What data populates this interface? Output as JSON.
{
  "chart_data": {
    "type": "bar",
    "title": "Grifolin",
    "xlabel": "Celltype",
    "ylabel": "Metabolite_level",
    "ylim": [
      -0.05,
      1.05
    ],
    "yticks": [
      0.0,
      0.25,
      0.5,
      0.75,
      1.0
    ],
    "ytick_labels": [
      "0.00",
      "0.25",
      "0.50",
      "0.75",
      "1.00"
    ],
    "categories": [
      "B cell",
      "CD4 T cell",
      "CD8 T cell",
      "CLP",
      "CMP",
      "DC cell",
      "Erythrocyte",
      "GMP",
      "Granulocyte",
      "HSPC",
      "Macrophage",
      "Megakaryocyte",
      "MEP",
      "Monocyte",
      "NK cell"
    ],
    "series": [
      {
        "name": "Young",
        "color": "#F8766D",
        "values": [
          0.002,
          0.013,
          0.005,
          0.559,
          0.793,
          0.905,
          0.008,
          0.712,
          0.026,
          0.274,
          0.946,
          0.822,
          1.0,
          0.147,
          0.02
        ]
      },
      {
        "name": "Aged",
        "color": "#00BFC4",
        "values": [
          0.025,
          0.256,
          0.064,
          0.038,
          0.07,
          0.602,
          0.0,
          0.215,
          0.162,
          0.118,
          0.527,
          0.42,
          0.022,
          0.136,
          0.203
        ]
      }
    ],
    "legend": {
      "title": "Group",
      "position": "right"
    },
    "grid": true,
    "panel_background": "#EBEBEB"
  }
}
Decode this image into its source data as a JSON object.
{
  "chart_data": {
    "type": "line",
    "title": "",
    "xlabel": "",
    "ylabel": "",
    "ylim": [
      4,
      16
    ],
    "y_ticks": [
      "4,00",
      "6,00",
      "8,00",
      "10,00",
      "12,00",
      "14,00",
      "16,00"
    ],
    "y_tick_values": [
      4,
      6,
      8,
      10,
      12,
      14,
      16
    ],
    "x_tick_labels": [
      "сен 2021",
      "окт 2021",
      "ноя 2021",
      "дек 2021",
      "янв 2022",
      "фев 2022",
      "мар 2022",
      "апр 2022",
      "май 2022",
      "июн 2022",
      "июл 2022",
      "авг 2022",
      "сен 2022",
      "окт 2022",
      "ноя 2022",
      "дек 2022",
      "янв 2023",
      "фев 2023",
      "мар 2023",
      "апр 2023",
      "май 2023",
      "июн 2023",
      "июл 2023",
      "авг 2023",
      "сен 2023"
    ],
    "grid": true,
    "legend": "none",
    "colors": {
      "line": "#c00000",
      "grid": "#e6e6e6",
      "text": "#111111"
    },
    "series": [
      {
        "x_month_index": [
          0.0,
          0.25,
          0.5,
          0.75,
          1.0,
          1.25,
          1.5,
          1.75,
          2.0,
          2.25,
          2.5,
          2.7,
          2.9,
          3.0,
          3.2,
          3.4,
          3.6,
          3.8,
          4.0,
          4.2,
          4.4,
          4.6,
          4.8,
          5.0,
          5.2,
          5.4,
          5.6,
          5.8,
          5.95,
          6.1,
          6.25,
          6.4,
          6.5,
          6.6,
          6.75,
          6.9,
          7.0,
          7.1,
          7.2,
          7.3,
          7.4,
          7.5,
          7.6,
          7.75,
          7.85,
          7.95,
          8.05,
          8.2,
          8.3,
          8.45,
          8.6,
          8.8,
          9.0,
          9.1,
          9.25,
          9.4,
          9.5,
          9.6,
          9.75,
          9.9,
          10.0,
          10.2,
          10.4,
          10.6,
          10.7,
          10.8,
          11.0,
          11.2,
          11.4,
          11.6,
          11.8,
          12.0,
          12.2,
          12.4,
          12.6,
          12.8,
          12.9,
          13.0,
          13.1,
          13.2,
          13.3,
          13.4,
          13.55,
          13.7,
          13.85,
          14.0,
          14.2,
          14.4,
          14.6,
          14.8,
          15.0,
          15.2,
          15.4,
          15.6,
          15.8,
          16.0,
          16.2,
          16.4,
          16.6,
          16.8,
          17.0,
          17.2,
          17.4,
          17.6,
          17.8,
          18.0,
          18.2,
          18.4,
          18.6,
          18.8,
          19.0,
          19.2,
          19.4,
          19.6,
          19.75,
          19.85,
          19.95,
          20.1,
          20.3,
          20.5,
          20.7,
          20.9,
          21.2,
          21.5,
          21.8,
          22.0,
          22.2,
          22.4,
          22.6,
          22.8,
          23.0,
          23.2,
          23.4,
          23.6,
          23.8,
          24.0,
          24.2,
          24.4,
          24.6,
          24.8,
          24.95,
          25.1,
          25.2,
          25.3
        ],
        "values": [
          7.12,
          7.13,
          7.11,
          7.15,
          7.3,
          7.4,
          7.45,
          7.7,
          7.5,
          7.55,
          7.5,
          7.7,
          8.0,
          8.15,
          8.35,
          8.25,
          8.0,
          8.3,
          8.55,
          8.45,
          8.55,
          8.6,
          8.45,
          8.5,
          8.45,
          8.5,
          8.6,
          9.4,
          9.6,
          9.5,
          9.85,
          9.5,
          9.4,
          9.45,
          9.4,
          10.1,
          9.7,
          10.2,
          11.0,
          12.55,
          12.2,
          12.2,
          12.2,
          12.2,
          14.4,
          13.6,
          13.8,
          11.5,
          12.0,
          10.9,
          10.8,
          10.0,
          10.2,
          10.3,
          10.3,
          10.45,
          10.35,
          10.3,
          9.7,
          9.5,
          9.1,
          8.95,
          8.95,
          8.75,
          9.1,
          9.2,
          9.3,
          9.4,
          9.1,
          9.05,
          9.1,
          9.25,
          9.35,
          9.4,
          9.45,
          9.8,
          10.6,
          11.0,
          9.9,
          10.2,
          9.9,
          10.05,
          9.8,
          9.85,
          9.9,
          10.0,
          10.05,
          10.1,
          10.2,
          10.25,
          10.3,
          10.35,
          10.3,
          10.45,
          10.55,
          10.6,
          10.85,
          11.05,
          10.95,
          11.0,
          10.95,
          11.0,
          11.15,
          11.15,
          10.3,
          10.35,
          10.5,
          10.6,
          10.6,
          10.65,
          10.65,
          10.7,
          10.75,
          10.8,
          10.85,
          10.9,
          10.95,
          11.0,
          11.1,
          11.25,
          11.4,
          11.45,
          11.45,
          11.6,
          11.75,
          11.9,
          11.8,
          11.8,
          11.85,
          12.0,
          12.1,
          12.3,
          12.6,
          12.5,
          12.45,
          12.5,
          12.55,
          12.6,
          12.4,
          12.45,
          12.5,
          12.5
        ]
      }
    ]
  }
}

__________

→ Job
Give the complete listing a second time, exactly as it reads.

→ Task response
What data populates this interface? Output as JSON.
{
  "chart_data": {
    "type": "bar",
    "title": "Grifolin",
    "xlabel": "Celltype",
    "ylabel": "Metabolite_level",
    "ylim": [
      -0.05,
      1.05
    ],
    "yticks": [
      0.0,
      0.25,
      0.5,
      0.75,
      1.0
    ],
    "ytick_labels": [
      "0.00",
      "0.25",
      "0.50",
      "0.75",
      "1.00"
    ],
    "categories": [
      "B cell",
      "CD4 T cell",
      "CD8 T cell",
      "CLP",
      "CMP",
      "DC cell",
      "Erythrocyte",
      "GMP",
      "Granulocyte",
      "HSPC",
      "Macrophage",
      "Megakaryocyte",
      "MEP",
      "Monocyte",
      "NK cell"
    ],
    "series": [
      {
        "name": "Young",
        "color": "#F8766D",
        "values": [
          0.002,
          0.013,
          0.005,
          0.559,
          0.793,
          0.905,
          0.008,
          0.712,
          0.026,
          0.274,
          0.946,
          0.822,
          1.0,
          0.147,
          0.02
        ]
      },
      {
        "name": "Aged",
        "color": "#00BFC4",
        "values": [
          0.025,
          0.256,
          0.064,
          0.038,
          0.07,
          0.602,
          0.0,
          0.215,
          0.162,
          0.118,
          0.527,
          0.42,
          0.022,
          0.136,
          0.203
        ]
      }
    ],
    "legend": {
      "title": "Group",
      "position": "right"
    },
    "grid": true,
    "panel_background": "#EBEBEB"
  }
}
Decode this image into its source data as a JSON object.
{
  "chart_data": {
    "type": "line",
    "title": "",
    "xlabel": "",
    "ylabel": "",
    "ylim": [
      4,
      16
    ],
    "y_ticks": [
      "4,00",
      "6,00",
      "8,00",
      "10,00",
      "12,00",
      "14,00",
      "16,00"
    ],
    "y_tick_values": [
      4,
      6,
      8,
      10,
      12,
      14,
      16
    ],
    "x_tick_labels": [
      "сен 2021",
      "окт 2021",
      "ноя 2021",
      "дек 2021",
      "янв 2022",
      "фев 2022",
      "мар 2022",
      "апр 2022",
      "май 2022",
      "июн 2022",
      "июл 2022",
      "авг 2022",
      "сен 2022",
      "окт 2022",
      "ноя 2022",
      "дек 2022",
      "янв 2023",
      "фев 2023",
      "мар 2023",
      "апр 2023",
      "май 2023",
      "июн 2023",
      "июл 2023",
      "авг 2023",
      "сен 2023"
    ],
    "grid": true,
    "legend": "none",
    "colors": {
      "line": "#c00000",
      "grid": "#e6e6e6",
      "text": "#111111"
    },
    "series": [
      {
        "x_month_index": [
          0.0,
          0.25,
          0.5,
          0.75,
          1.0,
          1.25,
          1.5,
          1.75,
          2.0,
          2.25,
          2.5,
          2.7,
          2.9,
          3.0,
          3.2,
          3.4,
          3.6,
          3.8,
          4.0,
          4.2,
          4.4,
          4.6,
          4.8,
          5.0,
          5.2,
          5.4,
          5.6,
          5.8,
          5.95,
          6.1,
          6.25,
          6.4,
          6.5,
          6.6,
          6.75,
          6.9,
          7.0,
          7.1,
          7.2,
          7.3,
          7.4,
          7.5,
          7.6,
          7.75,
          7.85,
          7.95,
          8.05,
          8.2,
          8.3,
          8.45,
          8.6,
          8.8,
          9.0,
          9.1,
          9.25,
          9.4,
          9.5,
          9.6,
          9.75,
          9.9,
          10.0,
          10.2,
          10.4,
          10.6,
          10.7,
          10.8,
          11.0,
          11.2,
          11.4,
          11.6,
          11.8,
          12.0,
          12.2,
          12.4,
          12.6,
          12.8,
          12.9,
          13.0,
          13.1,
          13.2,
          13.3,
          13.4,
          13.55,
          13.7,
          13.85,
          14.0,
          14.2,
          14.4,
          14.6,
          14.8,
          15.0,
          15.2,
          15.4,
          15.6,
          15.8,
          16.0,
          16.2,
          16.4,
          16.6,
          16.8,
          17.0,
          17.2,
          17.4,
          17.6,
          17.8,
          18.0,
          18.2,
          18.4,
          18.6,
          18.8,
          19.0,
          19.2,
          19.4,
          19.6,
          19.75,
          19.85,
          19.95,
          20.1,
          20.3,
          20.5,
          20.7,
          20.9,
          21.2,
          21.5,
          21.8,
          22.0,
          22.2,
          22.4,
          22.6,
          22.8,
          23.0,
          23.2,
          23.4,
          23.6,
          23.8,
          24.0,
          24.2,
          24.4,
          24.6,
          24.8,
          24.95,
          25.1,
          25.2,
          25.3
        ],
        "values": [
          7.12,
          7.13,
          7.11,
          7.15,
          7.3,
          7.4,
          7.45,
          7.7,
          7.5,
          7.55,
          7.5,
          7.7,
          8.0,
          8.15,
          8.35,
          8.25,
          8.0,
          8.3,
          8.55,
          8.45,
          8.55,
          8.6,
          8.45,
          8.5,
          8.45,
          8.5,
          8.6,
          9.4,
          9.6,
          9.5,
          9.85,
          9.5,
          9.4,
          9.45,
          9.4,
          10.1,
          9.7,
          10.2,
          11.0,
          12.55,
          12.2,
          12.2,
          12.2,
          12.2,
          14.4,
          13.6,
          13.8,
          11.5,
          12.0,
          10.9,
          10.8,
          10.0,
          10.2,
          10.3,
          10.3,
          10.45,
          10.35,
          10.3,
          9.7,
          9.5,
          9.1,
          8.95,
          8.95,
          8.75,
          9.1,
          9.2,
          9.3,
          9.4,
          9.1,
          9.05,
          9.1,
          9.25,
          9.35,
          9.4,
          9.45,
          9.8,
          10.6,
          11.0,
          9.9,
          10.2,
          9.9,
          10.05,
          9.8,
          9.85,
          9.9,
          10.0,
          10.05,
          10.1,
          10.2,
          10.25,
          10.3,
          10.35,
          10.3,
          10.45,
          10.55,
          10.6,
          10.85,
          11.05,
          10.95,
          11.0,
          10.95,
          11.0,
          11.15,
          11.15,
          10.3,
          10.35,
          10.5,
          10.6,
          10.6,
          10.65,
          10.65,
          10.7,
          10.75,
          10.8,
          10.85,
          10.9,
          10.95,
          11.0,
          11.1,
          11.25,
          11.4,
          11.45,
          11.45,
          11.6,
          11.75,
          11.9,
          11.8,
          11.8,
          11.85,
          12.0,
          12.1,
          12.3,
          12.6,
          12.5,
          12.45,
          12.5,
          12.55,
          12.6,
          12.4,
          12.45,
          12.5,
          12.5
        ]
      }
    ]
  }
}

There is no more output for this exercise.